** begin RECORD SET **

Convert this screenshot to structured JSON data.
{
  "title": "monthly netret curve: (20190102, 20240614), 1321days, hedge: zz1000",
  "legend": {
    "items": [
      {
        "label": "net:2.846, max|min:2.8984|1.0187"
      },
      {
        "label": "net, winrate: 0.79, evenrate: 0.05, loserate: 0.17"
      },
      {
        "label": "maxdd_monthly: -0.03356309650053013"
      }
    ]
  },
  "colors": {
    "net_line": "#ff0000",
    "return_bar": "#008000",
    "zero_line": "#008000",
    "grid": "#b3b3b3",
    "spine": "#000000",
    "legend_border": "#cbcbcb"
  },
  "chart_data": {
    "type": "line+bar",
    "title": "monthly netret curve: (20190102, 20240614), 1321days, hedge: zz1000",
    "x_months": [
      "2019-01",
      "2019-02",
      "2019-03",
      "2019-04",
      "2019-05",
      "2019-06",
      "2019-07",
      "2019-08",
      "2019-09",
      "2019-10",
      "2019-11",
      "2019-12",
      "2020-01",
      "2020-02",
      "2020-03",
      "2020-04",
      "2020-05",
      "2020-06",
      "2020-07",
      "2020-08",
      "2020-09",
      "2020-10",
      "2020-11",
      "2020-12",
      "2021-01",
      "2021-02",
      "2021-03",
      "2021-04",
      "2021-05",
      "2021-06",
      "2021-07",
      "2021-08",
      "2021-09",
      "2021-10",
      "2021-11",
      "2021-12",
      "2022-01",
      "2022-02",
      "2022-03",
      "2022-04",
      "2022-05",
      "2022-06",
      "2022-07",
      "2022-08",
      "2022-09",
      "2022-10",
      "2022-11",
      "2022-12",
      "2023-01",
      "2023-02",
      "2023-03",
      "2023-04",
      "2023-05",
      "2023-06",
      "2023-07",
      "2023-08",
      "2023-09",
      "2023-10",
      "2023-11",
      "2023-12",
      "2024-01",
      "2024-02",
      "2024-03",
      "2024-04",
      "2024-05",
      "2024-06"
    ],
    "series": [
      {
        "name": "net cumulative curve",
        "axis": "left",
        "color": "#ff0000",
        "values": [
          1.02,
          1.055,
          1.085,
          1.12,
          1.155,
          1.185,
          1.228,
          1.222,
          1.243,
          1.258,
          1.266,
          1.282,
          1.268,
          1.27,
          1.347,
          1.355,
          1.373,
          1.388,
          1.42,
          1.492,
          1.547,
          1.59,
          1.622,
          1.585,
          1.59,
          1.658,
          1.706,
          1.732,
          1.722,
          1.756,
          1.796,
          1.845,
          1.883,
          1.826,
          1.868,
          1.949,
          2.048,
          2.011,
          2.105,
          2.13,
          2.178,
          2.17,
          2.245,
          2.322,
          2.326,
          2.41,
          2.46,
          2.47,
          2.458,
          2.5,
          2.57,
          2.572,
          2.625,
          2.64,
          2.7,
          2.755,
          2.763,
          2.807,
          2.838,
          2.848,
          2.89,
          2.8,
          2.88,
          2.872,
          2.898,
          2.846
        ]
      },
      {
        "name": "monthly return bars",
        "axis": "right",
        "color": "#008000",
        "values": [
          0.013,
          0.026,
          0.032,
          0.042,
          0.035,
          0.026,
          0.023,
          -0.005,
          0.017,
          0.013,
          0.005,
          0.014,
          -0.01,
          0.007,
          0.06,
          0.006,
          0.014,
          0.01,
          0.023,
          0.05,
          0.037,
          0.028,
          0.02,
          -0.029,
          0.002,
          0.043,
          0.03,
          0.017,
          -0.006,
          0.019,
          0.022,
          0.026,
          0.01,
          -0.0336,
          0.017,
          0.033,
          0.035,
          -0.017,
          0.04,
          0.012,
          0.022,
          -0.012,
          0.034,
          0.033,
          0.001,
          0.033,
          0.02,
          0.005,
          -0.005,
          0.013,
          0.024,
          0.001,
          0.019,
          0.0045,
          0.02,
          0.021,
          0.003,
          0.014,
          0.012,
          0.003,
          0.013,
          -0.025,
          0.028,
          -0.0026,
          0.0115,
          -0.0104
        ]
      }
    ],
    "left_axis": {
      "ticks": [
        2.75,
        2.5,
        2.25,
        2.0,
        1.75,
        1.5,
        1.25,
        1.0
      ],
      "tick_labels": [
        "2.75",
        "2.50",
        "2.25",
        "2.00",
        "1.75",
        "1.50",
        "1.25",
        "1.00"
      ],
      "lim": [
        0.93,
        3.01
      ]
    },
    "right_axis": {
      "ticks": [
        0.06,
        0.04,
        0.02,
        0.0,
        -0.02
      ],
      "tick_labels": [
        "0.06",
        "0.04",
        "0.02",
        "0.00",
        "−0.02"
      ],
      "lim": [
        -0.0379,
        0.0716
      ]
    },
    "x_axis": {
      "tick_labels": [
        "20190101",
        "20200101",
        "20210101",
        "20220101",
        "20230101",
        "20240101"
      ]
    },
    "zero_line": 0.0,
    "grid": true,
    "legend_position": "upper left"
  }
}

** end RECORD SET **

■ SET TASK ■
The records above should be returned exactly.

■ WRITTEN ANSWER ■
Convert this screenshot to structured JSON data.
{
  "title": "monthly netret curve: (20190102, 20240614), 1321days, hedge: zz1000",
  "legend": {
    "items": [
      {
        "label": "net:2.846, max|min:2.8984|1.0187"
      },
      {
        "label": "net, winrate: 0.79, evenrate: 0.05, loserate: 0.17"
      },
      {
        "label": "maxdd_monthly: -0.03356309650053013"
      }
    ]
  },
  "colors": {
    "net_line": "#ff0000",
    "return_bar": "#008000",
    "zero_line": "#008000",
    "grid": "#b3b3b3",
    "spine": "#000000",
    "legend_border": "#cbcbcb"
  },
  "chart_data": {
    "type": "line+bar",
    "title": "monthly netret curve: (20190102, 20240614), 1321days, hedge: zz1000",
    "x_months": [
      "2019-01",
      "2019-02",
      "2019-03",
      "2019-04",
      "2019-05",
      "2019-06",
      "2019-07",
      "2019-08",
      "2019-09",
      "2019-10",
      "2019-11",
      "2019-12",
      "2020-01",
      "2020-02",
      "2020-03",
      "2020-04",
      "2020-05",
      "2020-06",
      "2020-07",
      "2020-08",
      "2020-09",
      "2020-10",
      "2020-11",
      "2020-12",
      "2021-01",
      "2021-02",
      "2021-03",
      "2021-04",
      "2021-05",
      "2021-06",
      "2021-07",
      "2021-08",
      "2021-09",
      "2021-10",
      "2021-11",
      "2021-12",
      "2022-01",
      "2022-02",
      "2022-03",
      "2022-04",
      "2022-05",
      "2022-06",
      "2022-07",
      "2022-08",
      "2022-09",
      "2022-10",
      "2022-11",
      "2022-12",
      "2023-01",
      "2023-02",
      "2023-03",
      "2023-04",
      "2023-05",
      "2023-06",
      "2023-07",
      "2023-08",
      "2023-09",
      "2023-10",
      "2023-11",
      "2023-12",
      "2024-01",
      "2024-02",
      "2024-03",
      "2024-04",
      "2024-05",
      "2024-06"
    ],
    "series": [
      {
        "name": "net cumulative curve",
        "axis": "left",
        "color": "#ff0000",
        "values": [
          1.02,
          1.055,
          1.085,
          1.12,
          1.155,
          1.185,
          1.228,
          1.222,
          1.243,
          1.258,
          1.266,
          1.282,
          1.268,
          1.27,
          1.347,
          1.355,
          1.373,
          1.388,
          1.42,
          1.492,
          1.547,
          1.59,
          1.622,
          1.585,
          1.59,
          1.658,
          1.706,
          1.732,
          1.722,
          1.756,
          1.796,
          1.845,
          1.883,
          1.826,
          1.868,
          1.949,
          2.048,
          2.011,
          2.105,
          2.13,
          2.178,
          2.17,
          2.245,
          2.322,
          2.326,
          2.41,
          2.46,
          2.47,
          2.458,
          2.5,
          2.57,
          2.572,
          2.625,
          2.64,
          2.7,
          2.755,
          2.763,
          2.807,
          2.838,
          2.848,
          2.89,
          2.8,
          2.88,
          2.872,
          2.898,
          2.846
        ]
      },
      {
        "name": "monthly return bars",
        "axis": "right",
        "color": "#008000",
        "values": [
          0.013,
          0.026,
          0.032,
          0.042,
          0.035,
          0.026,
          0.023,
          -0.005,
          0.017,
          0.013,
          0.005,
          0.014,
          -0.01,
          0.007,
          0.06,
          0.006,
          0.014,
          0.01,
          0.023,
          0.05,
          0.037,
          0.028,
          0.02,
          -0.029,
          0.002,
          0.043,
          0.03,
          0.017,
          -0.006,
          0.019,
          0.022,
          0.026,
          0.01,
          -0.0336,
          0.017,
          0.033,
          0.035,
          -0.017,
          0.04,
          0.012,
          0.022,
          -0.012,
          0.034,
          0.033,
          0.001,
          0.033,
          0.02,
          0.005,
          -0.005,
          0.013,
          0.024,
          0.001,
          0.019,
          0.0045,
          0.02,
          0.021,
          0.003,
          0.014,
          0.012,
          0.003,
          0.013,
          -0.025,
          0.028,
          -0.0026,
          0.0115,
          -0.0104
        ]
      }
    ],
    "left_axis": {
      "ticks": [
        2.75,
        2.5,
        2.25,
        2.0,
        1.75,
        1.5,
        1.25,
        1.0
      ],
      "tick_labels": [
        "2.75",
        "2.50",
        "2.25",
        "2.00",
        "1.75",
        "1.50",
        "1.25",
        "1.00"
      ],
      "lim": [
        0.93,
        3.01
      ]
    },
    "right_axis": {
      "ticks": [
        0.06,
        0.04,
        0.02,
        0.0,
        -0.02
      ],
      "tick_labels": [
        "0.06",
        "0.04",
        "0.02",
        "0.00",
        "−0.02"
      ],
      "lim": [
        -0.0379,
        0.0716
      ]
    },
    "x_axis": {
      "tick_labels": [
        "20190101",
        "20200101",
        "20210101",
        "20220101",
        "20230101",
        "20240101"
      ]
    },
    "zero_line": 0.0,
    "grid": true,
    "legend_position": "upper left"
  }
}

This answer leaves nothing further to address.